=== WHAT IS BEING ASKED ===
Determine the number of lines that have the string "color" in them, and give only that number.

[Dataset entries on figures]
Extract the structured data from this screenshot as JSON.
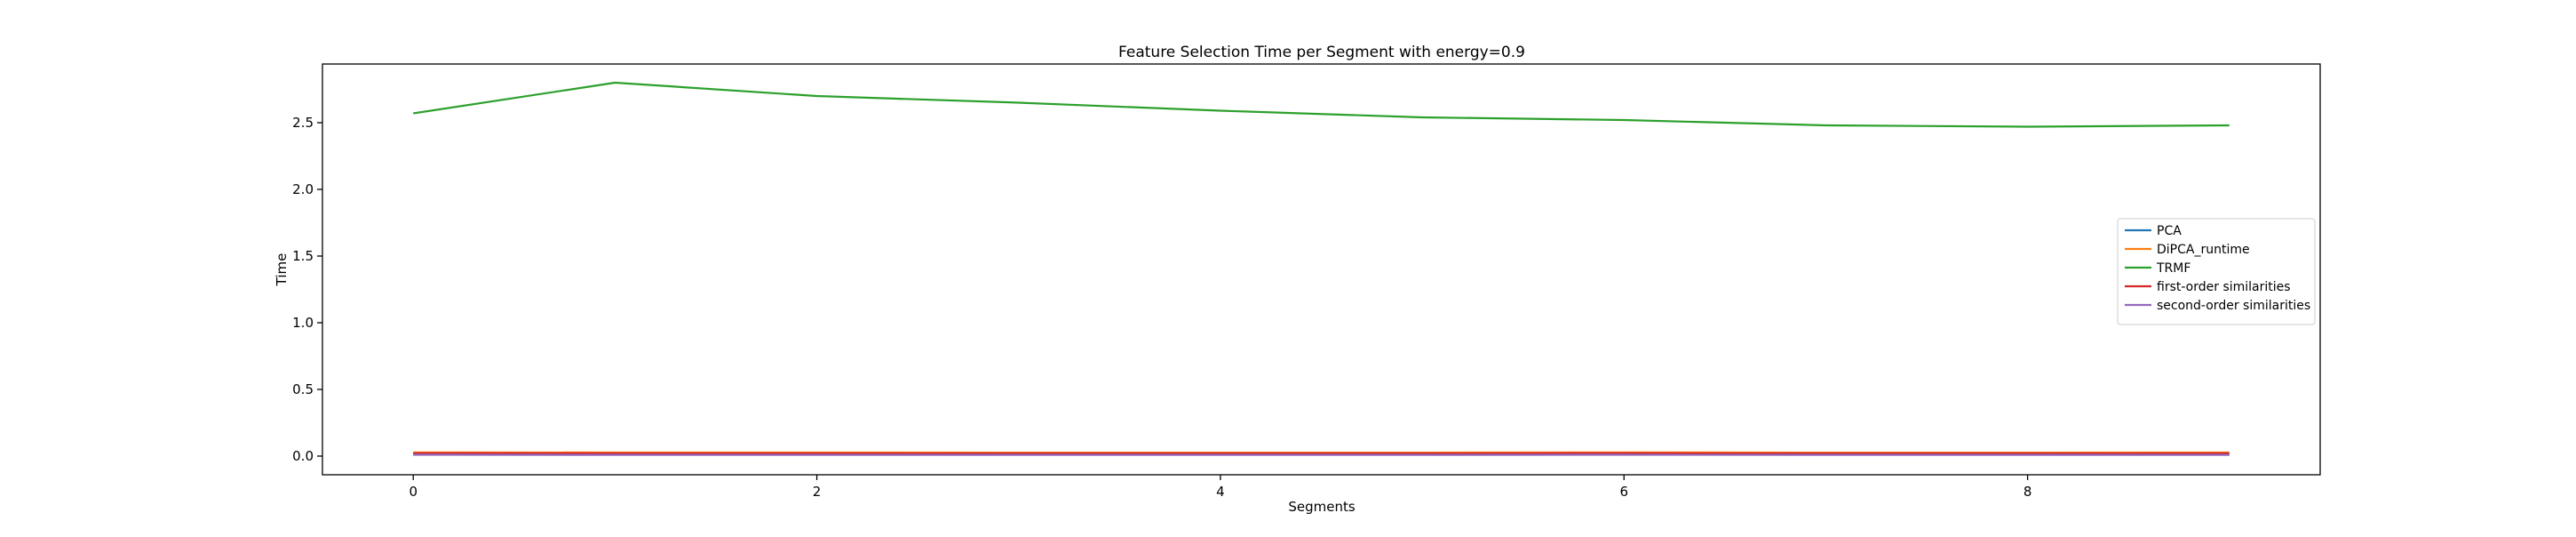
{
  "chart_data": {
    "type": "line",
    "title": "Feature Selection Time per Segment with energy=0.9",
    "xlabel": "Segments",
    "ylabel": "Time",
    "xlim": [
      -0.45,
      9.45
    ],
    "ylim": [
      -0.14,
      2.94
    ],
    "x_ticks": [
      0,
      2,
      4,
      6,
      8
    ],
    "y_ticks": [
      0.0,
      0.5,
      1.0,
      1.5,
      2.0,
      2.5
    ],
    "grid": false,
    "legend_position": "center-right",
    "x": [
      0,
      1,
      2,
      3,
      4,
      5,
      6,
      7,
      8,
      9
    ],
    "series": [
      {
        "name": "PCA",
        "color": "#1f77b4",
        "values": [
          0.015,
          0.014,
          0.014,
          0.013,
          0.013,
          0.013,
          0.014,
          0.013,
          0.013,
          0.013
        ]
      },
      {
        "name": "DiPCA_runtime",
        "color": "#ff7f0e",
        "values": [
          0.028,
          0.027,
          0.027,
          0.026,
          0.026,
          0.026,
          0.028,
          0.026,
          0.026,
          0.027
        ]
      },
      {
        "name": "TRMF",
        "color": "#2ca02c",
        "values": [
          2.57,
          2.8,
          2.7,
          2.65,
          2.59,
          2.54,
          2.52,
          2.48,
          2.47,
          2.48
        ]
      },
      {
        "name": "first-order similarities",
        "color": "#d62728",
        "values": [
          0.022,
          0.021,
          0.021,
          0.02,
          0.02,
          0.02,
          0.022,
          0.02,
          0.02,
          0.021
        ]
      },
      {
        "name": "second-order similarities",
        "color": "#9467bd",
        "values": [
          0.01,
          0.009,
          0.009,
          0.009,
          0.009,
          0.009,
          0.01,
          0.009,
          0.009,
          0.009
        ]
      }
    ]
  }
}
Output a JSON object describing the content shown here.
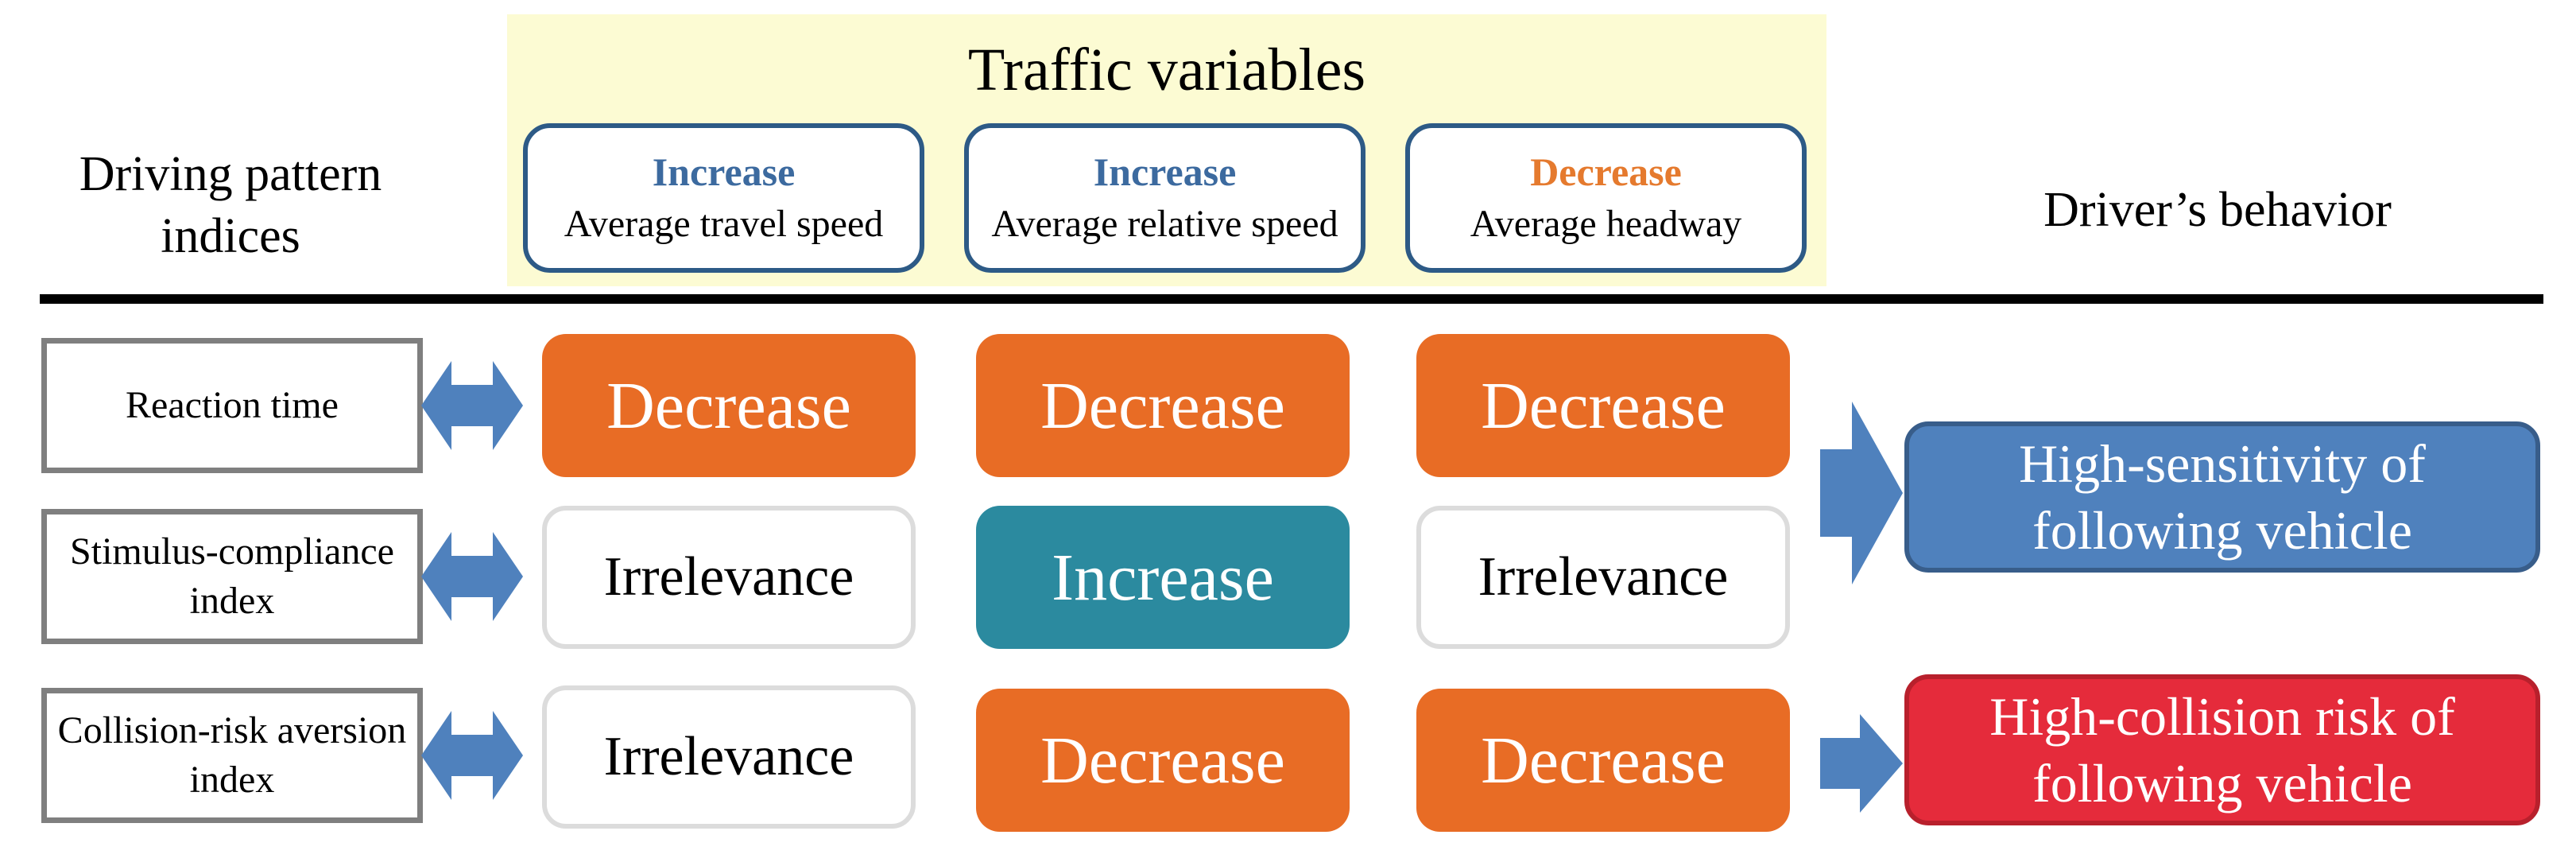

=== WRITTEN RESPONSE ===
5